Dataset entries
START

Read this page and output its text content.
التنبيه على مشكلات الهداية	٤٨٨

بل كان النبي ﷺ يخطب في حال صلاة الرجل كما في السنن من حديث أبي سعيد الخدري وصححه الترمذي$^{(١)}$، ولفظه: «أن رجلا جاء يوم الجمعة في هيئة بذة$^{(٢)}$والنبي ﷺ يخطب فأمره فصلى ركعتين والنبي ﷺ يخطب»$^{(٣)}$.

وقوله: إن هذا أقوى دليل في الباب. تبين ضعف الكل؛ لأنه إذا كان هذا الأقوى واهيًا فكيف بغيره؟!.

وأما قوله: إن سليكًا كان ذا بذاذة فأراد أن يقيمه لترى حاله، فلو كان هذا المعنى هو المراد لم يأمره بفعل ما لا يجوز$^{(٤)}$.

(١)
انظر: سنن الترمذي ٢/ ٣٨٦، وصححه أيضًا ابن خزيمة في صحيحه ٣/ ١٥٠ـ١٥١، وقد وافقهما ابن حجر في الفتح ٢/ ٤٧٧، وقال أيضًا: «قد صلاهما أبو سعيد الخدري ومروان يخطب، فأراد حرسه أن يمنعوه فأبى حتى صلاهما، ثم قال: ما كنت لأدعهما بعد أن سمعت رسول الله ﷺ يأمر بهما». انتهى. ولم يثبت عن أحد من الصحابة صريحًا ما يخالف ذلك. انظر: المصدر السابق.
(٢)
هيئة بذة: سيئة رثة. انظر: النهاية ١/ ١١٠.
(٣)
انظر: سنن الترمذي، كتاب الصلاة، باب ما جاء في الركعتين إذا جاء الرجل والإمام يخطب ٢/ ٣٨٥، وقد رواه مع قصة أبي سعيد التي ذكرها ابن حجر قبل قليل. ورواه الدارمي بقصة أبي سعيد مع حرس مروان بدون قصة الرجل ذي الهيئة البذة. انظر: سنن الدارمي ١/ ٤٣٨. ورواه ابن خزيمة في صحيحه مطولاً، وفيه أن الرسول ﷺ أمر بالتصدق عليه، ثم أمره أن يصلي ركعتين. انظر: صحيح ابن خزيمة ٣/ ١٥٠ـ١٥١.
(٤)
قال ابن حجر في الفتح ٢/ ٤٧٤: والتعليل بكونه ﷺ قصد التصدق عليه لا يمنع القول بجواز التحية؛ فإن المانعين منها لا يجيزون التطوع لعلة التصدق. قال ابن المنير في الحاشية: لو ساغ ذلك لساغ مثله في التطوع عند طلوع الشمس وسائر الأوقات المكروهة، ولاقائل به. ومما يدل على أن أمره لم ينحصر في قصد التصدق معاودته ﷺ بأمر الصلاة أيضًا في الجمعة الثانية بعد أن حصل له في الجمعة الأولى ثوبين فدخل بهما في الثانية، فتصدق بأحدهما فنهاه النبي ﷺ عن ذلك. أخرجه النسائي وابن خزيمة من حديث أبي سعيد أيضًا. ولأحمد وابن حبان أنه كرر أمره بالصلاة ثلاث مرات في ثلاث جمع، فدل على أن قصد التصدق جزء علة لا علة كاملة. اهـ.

END

Goal of the exercise: Report only the number of lines that hold the word "حديث".

Written reply: 2